>> Start Input records

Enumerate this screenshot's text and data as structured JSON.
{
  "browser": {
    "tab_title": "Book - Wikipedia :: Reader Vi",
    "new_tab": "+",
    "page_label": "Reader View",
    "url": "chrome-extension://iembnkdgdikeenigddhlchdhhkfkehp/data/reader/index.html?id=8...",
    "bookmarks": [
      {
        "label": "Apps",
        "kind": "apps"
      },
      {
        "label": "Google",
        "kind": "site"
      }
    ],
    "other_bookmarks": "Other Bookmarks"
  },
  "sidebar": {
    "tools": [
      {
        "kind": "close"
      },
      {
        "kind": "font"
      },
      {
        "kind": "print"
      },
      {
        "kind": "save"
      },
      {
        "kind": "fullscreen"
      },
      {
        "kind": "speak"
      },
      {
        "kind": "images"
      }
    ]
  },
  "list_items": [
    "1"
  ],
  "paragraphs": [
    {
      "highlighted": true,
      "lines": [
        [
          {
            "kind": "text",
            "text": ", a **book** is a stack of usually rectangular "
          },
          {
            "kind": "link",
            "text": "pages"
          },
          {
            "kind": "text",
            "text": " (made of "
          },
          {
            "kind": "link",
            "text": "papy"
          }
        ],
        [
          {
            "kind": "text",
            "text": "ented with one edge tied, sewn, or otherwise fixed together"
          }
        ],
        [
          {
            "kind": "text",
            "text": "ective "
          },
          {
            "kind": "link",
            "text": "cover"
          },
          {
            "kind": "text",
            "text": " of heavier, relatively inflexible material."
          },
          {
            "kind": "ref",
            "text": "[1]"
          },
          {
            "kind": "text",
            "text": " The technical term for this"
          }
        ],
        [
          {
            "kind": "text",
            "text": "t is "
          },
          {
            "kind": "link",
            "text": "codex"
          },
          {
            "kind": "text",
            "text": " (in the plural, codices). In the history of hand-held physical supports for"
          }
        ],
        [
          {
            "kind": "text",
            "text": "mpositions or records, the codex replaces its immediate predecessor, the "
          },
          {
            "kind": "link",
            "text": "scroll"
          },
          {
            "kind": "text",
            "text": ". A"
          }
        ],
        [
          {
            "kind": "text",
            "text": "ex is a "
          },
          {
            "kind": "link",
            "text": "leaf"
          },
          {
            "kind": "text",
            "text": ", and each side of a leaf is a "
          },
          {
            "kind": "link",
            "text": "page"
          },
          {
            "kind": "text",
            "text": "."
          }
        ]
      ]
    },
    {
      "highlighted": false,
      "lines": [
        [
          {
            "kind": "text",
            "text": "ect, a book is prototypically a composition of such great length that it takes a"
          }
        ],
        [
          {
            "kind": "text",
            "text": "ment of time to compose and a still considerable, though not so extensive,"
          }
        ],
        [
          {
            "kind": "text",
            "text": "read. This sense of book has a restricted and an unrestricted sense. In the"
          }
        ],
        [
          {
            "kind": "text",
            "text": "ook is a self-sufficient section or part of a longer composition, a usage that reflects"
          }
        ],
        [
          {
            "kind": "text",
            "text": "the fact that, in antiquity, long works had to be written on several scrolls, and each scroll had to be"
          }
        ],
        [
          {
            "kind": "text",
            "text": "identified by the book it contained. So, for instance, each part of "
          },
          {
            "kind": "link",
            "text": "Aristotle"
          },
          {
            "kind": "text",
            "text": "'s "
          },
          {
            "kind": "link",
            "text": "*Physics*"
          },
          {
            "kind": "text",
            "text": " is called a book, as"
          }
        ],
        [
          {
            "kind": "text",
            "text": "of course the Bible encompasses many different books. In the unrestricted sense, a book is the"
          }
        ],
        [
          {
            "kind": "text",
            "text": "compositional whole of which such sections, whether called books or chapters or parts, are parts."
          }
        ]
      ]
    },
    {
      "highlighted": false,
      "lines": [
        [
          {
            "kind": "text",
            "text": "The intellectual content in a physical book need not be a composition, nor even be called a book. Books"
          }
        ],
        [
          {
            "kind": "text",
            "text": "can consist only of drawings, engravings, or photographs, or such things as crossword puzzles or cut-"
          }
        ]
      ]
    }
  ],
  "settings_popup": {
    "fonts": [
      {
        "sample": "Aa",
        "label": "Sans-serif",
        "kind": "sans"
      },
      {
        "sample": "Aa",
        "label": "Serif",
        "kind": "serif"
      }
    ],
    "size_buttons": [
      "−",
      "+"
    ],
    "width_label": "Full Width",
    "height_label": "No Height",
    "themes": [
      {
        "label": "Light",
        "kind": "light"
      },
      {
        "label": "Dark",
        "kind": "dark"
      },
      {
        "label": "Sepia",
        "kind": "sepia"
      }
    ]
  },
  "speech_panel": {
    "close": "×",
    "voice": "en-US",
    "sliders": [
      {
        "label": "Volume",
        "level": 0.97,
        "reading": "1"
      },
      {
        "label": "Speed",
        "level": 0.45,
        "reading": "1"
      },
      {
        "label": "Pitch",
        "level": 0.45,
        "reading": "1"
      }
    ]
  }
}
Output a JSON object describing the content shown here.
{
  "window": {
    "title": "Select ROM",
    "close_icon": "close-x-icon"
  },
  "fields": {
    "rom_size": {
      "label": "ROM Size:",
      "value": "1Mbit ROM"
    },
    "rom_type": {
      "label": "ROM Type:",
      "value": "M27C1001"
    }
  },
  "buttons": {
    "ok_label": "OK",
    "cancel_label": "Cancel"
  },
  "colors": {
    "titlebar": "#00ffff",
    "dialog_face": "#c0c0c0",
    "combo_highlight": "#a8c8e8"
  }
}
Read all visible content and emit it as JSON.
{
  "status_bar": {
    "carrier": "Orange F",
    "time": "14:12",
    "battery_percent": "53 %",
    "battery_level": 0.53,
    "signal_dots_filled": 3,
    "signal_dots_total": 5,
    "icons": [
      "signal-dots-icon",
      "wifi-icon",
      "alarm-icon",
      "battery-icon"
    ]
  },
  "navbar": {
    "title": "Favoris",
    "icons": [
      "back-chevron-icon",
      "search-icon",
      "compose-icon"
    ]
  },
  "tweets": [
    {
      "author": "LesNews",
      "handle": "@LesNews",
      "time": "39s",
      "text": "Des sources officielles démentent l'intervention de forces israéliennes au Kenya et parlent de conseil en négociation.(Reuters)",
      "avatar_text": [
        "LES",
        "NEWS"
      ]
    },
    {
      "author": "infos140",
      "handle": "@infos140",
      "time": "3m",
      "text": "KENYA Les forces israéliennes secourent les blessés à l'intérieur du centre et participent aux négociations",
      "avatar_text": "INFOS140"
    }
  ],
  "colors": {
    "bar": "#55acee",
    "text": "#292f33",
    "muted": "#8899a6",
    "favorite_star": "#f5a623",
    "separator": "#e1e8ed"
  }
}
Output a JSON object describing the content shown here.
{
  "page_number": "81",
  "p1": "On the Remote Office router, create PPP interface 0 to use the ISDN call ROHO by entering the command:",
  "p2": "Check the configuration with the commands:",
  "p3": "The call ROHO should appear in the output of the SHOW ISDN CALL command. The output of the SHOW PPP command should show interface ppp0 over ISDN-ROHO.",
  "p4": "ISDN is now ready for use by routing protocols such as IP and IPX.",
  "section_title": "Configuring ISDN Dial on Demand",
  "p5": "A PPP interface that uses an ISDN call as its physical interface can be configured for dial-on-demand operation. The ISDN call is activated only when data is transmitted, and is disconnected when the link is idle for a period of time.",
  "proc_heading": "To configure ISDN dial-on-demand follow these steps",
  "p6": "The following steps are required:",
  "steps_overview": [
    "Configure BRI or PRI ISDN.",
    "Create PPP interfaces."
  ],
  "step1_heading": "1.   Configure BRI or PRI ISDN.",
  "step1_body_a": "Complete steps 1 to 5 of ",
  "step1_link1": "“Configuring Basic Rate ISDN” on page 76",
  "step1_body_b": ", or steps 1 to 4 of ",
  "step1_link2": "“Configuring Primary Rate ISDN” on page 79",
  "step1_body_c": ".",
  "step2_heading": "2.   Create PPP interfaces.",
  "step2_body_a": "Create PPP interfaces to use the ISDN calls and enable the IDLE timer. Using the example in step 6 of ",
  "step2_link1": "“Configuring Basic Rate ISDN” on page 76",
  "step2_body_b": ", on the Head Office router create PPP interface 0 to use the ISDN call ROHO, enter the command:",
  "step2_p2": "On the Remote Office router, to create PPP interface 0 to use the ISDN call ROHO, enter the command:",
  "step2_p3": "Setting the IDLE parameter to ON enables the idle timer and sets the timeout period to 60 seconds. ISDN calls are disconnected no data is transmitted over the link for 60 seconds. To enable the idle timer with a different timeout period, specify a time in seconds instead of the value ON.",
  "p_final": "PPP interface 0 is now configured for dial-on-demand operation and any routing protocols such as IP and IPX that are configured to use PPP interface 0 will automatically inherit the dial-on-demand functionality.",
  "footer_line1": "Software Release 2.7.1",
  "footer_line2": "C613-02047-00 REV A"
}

>> End Input records

*Task to complete*. Tally the lines in the listing that hold "physical" and report the number alone.

*Solution*. 3